(The input):
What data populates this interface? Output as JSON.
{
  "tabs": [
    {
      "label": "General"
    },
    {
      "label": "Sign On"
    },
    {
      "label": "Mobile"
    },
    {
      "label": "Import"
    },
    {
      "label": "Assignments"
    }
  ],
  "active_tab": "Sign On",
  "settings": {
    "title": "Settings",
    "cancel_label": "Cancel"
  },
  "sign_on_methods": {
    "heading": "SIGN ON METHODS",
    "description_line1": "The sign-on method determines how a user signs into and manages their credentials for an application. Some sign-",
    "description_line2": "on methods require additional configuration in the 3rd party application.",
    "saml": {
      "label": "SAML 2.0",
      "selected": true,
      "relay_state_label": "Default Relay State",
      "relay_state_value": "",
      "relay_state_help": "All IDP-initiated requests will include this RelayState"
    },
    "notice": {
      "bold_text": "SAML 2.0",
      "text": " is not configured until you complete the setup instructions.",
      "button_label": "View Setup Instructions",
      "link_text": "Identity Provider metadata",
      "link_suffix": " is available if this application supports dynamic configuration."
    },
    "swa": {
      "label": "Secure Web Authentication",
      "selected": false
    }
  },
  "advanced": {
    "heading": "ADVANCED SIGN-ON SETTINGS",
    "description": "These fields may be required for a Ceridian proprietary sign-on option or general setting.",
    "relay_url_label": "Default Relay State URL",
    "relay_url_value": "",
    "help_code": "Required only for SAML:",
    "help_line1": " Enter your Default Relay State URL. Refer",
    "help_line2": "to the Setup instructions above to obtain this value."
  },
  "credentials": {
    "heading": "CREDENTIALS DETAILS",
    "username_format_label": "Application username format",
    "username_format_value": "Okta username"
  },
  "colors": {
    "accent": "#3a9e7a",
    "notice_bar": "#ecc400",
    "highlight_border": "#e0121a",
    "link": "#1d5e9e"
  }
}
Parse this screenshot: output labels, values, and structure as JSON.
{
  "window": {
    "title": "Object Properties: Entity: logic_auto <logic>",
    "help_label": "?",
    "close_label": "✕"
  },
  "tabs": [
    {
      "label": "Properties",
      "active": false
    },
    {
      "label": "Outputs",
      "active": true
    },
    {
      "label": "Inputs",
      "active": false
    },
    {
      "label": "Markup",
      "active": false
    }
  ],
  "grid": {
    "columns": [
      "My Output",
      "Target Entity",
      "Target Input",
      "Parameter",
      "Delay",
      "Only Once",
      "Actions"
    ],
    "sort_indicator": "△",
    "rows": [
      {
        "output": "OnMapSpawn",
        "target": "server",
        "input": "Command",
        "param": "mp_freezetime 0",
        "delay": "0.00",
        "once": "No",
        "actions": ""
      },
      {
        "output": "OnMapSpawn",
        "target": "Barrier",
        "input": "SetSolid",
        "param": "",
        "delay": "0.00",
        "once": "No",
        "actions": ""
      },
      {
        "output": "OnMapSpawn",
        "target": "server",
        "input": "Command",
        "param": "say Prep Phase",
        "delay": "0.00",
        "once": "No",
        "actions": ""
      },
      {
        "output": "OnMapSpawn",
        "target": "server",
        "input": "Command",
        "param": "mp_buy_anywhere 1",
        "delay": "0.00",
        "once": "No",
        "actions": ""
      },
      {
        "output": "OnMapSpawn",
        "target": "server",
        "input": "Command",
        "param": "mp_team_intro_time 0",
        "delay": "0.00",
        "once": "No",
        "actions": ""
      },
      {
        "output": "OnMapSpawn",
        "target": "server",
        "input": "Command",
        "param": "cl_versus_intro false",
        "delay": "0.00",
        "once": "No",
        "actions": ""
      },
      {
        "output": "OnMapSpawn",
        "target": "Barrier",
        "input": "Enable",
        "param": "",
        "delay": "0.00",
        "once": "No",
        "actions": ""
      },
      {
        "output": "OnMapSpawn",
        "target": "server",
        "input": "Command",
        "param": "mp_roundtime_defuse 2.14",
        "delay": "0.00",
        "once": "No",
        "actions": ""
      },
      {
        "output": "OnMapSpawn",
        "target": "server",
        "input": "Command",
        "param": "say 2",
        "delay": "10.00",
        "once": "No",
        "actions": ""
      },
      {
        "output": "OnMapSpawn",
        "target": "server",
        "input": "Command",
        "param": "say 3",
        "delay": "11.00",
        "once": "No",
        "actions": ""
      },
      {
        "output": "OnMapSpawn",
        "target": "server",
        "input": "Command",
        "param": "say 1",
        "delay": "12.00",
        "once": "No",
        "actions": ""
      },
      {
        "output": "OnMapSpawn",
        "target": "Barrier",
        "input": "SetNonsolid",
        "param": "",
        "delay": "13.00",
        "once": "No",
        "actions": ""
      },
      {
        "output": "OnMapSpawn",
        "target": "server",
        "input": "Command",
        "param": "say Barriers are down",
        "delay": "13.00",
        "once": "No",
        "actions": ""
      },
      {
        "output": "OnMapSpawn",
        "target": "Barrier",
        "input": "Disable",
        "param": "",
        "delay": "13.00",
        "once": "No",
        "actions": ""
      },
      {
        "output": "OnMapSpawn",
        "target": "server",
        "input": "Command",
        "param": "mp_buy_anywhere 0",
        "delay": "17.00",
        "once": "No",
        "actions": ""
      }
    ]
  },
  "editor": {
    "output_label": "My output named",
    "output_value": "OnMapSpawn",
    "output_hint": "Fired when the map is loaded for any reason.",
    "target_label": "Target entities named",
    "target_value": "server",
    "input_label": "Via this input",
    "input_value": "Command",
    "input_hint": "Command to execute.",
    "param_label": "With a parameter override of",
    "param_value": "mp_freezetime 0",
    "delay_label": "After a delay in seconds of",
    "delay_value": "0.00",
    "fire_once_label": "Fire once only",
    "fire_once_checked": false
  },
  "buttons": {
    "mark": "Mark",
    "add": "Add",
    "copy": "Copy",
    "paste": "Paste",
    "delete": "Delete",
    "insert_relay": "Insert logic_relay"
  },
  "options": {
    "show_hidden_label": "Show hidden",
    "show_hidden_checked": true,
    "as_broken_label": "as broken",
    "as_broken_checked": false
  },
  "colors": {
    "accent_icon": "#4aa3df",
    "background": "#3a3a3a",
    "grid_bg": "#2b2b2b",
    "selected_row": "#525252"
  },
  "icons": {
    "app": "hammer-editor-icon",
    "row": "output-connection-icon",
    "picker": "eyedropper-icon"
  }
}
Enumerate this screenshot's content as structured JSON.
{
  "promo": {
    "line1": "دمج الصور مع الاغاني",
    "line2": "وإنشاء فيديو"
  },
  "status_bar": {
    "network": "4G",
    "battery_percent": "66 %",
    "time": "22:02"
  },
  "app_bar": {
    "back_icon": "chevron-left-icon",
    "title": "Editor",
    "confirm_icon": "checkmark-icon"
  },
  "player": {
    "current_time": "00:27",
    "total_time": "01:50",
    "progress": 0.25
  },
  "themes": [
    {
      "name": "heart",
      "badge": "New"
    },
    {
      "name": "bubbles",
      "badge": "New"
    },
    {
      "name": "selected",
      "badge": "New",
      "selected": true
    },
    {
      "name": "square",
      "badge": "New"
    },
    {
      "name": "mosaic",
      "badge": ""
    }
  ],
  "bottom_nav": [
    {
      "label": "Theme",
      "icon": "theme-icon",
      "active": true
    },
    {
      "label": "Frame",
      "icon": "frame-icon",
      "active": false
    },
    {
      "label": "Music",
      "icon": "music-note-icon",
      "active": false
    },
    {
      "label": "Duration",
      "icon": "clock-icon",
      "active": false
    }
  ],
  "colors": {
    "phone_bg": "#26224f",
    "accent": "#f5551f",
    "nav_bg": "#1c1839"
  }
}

(Work to be completed): In the entries above, find each line with the word "title" and show it.

(Complete output):
    "title": "Settings",
    "title": "Object Properties: Entity: logic_auto <logic>",
    "title": "Editor",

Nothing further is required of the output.